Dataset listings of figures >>
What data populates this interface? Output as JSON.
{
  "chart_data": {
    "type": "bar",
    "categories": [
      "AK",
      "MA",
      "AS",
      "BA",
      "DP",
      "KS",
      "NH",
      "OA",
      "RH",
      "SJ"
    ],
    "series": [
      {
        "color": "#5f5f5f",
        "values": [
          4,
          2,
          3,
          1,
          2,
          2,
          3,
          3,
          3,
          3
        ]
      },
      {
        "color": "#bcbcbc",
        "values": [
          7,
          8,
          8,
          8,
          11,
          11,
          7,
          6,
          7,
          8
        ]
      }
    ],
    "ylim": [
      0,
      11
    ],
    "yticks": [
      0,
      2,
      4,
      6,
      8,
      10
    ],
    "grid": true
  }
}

AIM >>
Print out all the entries precisely as written.

EXERCISE RESULT >>
What data populates this interface? Output as JSON.
{
  "chart_data": {
    "type": "bar",
    "categories": [
      "AK",
      "MA",
      "AS",
      "BA",
      "DP",
      "KS",
      "NH",
      "OA",
      "RH",
      "SJ"
    ],
    "series": [
      {
        "color": "#5f5f5f",
        "values": [
          4,
          2,
          3,
          1,
          2,
          2,
          3,
          3,
          3,
          3
        ]
      },
      {
        "color": "#bcbcbc",
        "values": [
          7,
          8,
          8,
          8,
          11,
          11,
          7,
          6,
          7,
          8
        ]
      }
    ],
    "ylim": [
      0,
      11
    ],
    "yticks": [
      0,
      2,
      4,
      6,
      8,
      10
    ],
    "grid": true
  }
}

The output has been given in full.